— Start of Extracted material —
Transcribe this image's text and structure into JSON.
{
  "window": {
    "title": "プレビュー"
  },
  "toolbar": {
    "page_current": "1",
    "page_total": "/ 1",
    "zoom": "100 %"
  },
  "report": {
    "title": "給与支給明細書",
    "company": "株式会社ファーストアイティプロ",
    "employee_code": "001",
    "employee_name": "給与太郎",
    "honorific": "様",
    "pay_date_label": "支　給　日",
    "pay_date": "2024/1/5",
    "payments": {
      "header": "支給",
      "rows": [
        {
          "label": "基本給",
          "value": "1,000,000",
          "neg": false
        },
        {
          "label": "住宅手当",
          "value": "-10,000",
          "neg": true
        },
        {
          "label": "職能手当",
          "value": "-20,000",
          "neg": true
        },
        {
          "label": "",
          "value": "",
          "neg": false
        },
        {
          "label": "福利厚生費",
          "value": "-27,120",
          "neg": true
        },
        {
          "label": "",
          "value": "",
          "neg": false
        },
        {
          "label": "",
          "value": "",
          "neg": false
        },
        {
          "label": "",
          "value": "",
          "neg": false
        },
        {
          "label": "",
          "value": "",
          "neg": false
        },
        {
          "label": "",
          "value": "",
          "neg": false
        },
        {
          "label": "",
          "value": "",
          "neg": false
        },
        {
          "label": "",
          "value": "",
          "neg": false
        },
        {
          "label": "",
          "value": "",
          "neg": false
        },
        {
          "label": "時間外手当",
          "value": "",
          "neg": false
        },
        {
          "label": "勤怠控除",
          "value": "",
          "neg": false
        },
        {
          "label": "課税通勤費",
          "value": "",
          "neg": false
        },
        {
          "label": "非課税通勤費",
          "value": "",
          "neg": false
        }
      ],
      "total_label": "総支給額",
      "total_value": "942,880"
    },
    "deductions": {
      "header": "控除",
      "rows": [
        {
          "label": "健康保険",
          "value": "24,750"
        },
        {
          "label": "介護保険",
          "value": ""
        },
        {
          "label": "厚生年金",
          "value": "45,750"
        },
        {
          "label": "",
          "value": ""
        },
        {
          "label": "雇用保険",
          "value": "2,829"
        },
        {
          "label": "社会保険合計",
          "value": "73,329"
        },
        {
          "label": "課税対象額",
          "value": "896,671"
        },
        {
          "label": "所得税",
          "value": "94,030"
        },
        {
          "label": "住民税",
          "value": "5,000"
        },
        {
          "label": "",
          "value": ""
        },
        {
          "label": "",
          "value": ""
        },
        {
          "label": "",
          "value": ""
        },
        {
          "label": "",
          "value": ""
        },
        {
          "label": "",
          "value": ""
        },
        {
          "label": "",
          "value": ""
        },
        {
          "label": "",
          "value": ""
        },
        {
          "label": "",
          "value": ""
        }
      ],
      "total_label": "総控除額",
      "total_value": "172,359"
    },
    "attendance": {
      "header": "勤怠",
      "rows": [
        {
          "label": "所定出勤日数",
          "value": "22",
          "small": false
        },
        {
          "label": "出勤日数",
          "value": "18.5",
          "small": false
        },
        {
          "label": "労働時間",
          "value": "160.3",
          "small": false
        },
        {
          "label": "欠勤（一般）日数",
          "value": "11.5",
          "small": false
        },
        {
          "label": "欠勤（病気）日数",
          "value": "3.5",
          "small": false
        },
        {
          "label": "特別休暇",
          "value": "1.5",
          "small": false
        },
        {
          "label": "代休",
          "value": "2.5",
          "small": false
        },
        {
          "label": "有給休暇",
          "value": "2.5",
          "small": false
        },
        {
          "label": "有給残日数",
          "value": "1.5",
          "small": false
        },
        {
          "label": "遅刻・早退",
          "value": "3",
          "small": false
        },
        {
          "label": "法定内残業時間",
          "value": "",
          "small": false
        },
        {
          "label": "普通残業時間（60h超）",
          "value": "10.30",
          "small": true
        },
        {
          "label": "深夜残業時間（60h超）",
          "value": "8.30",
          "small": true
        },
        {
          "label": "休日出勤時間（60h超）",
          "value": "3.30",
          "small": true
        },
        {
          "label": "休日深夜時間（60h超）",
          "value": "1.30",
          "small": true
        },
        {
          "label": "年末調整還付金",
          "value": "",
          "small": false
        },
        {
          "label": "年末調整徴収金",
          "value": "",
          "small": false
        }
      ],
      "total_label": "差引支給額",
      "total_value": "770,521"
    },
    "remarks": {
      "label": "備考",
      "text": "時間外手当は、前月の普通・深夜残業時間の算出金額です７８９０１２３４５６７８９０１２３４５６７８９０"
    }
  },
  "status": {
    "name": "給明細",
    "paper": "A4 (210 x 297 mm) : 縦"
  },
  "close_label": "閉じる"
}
— End of Extracted material —
■ Task to carry out: Each line of the listing above should be output exactly.

■ Response to the task:
Transcribe this image's text and structure into JSON.
{
  "window": {
    "title": "プレビュー"
  },
  "toolbar": {
    "page_current": "1",
    "page_total": "/ 1",
    "zoom": "100 %"
  },
  "report": {
    "title": "給与支給明細書",
    "company": "株式会社ファーストアイティプロ",
    "employee_code": "001",
    "employee_name": "給与太郎",
    "honorific": "様",
    "pay_date_label": "支　給　日",
    "pay_date": "2024/1/5",
    "payments": {
      "header": "支給",
      "rows": [
        {
          "label": "基本給",
          "value": "1,000,000",
          "neg": false
        },
        {
          "label": "住宅手当",
          "value": "-10,000",
          "neg": true
        },
        {
          "label": "職能手当",
          "value": "-20,000",
          "neg": true
        },
        {
          "label": "",
          "value": "",
          "neg": false
        },
        {
          "label": "福利厚生費",
          "value": "-27,120",
          "neg": true
        },
        {
          "label": "",
          "value": "",
          "neg": false
        },
        {
          "label": "",
          "value": "",
          "neg": false
        },
        {
          "label": "",
          "value": "",
          "neg": false
        },
        {
          "label": "",
          "value": "",
          "neg": false
        },
        {
          "label": "",
          "value": "",
          "neg": false
        },
        {
          "label": "",
          "value": "",
          "neg": false
        },
        {
          "label": "",
          "value": "",
          "neg": false
        },
        {
          "label": "",
          "value": "",
          "neg": false
        },
        {
          "label": "時間外手当",
          "value": "",
          "neg": false
        },
        {
          "label": "勤怠控除",
          "value": "",
          "neg": false
        },
        {
          "label": "課税通勤費",
          "value": "",
          "neg": false
        },
        {
          "label": "非課税通勤費",
          "value": "",
          "neg": false
        }
      ],
      "total_label": "総支給額",
      "total_value": "942,880"
    },
    "deductions": {
      "header": "控除",
      "rows": [
        {
          "label": "健康保険",
          "value": "24,750"
        },
        {
          "label": "介護保険",
          "value": ""
        },
        {
          "label": "厚生年金",
          "value": "45,750"
        },
        {
          "label": "",
          "value": ""
        },
        {
          "label": "雇用保険",
          "value": "2,829"
        },
        {
          "label": "社会保険合計",
          "value": "73,329"
        },
        {
          "label": "課税対象額",
          "value": "896,671"
        },
        {
          "label": "所得税",
          "value": "94,030"
        },
        {
          "label": "住民税",
          "value": "5,000"
        },
        {
          "label": "",
          "value": ""
        },
        {
          "label": "",
          "value": ""
        },
        {
          "label": "",
          "value": ""
        },
        {
          "label": "",
          "value": ""
        },
        {
          "label": "",
          "value": ""
        },
        {
          "label": "",
          "value": ""
        },
        {
          "label": "",
          "value": ""
        },
        {
          "label": "",
          "value": ""
        }
      ],
      "total_label": "総控除額",
      "total_value": "172,359"
    },
    "attendance": {
      "header": "勤怠",
      "rows": [
        {
          "label": "所定出勤日数",
          "value": "22",
          "small": false
        },
        {
          "label": "出勤日数",
          "value": "18.5",
          "small": false
        },
        {
          "label": "労働時間",
          "value": "160.3",
          "small": false
        },
        {
          "label": "欠勤（一般）日数",
          "value": "11.5",
          "small": false
        },
        {
          "label": "欠勤（病気）日数",
          "value": "3.5",
          "small": false
        },
        {
          "label": "特別休暇",
          "value": "1.5",
          "small": false
        },
        {
          "label": "代休",
          "value": "2.5",
          "small": false
        },
        {
          "label": "有給休暇",
          "value": "2.5",
          "small": false
        },
        {
          "label": "有給残日数",
          "value": "1.5",
          "small": false
        },
        {
          "label": "遅刻・早退",
          "value": "3",
          "small": false
        },
        {
          "label": "法定内残業時間",
          "value": "",
          "small": false
        },
        {
          "label": "普通残業時間（60h超）",
          "value": "10.30",
          "small": true
        },
        {
          "label": "深夜残業時間（60h超）",
          "value": "8.30",
          "small": true
        },
        {
          "label": "休日出勤時間（60h超）",
          "value": "3.30",
          "small": true
        },
        {
          "label": "休日深夜時間（60h超）",
          "value": "1.30",
          "small": true
        },
        {
          "label": "年末調整還付金",
          "value": "",
          "small": false
        },
        {
          "label": "年末調整徴収金",
          "value": "",
          "small": false
        }
      ],
      "total_label": "差引支給額",
      "total_value": "770,521"
    },
    "remarks": {
      "label": "備考",
      "text": "時間外手当は、前月の普通・深夜残業時間の算出金額です７８９０１２３４５６７８９０１２３４５６７８９０"
    }
  },
  "status": {
    "name": "給明細",
    "paper": "A4 (210 x 297 mm) : 縦"
  },
  "close_label": "閉じる"
}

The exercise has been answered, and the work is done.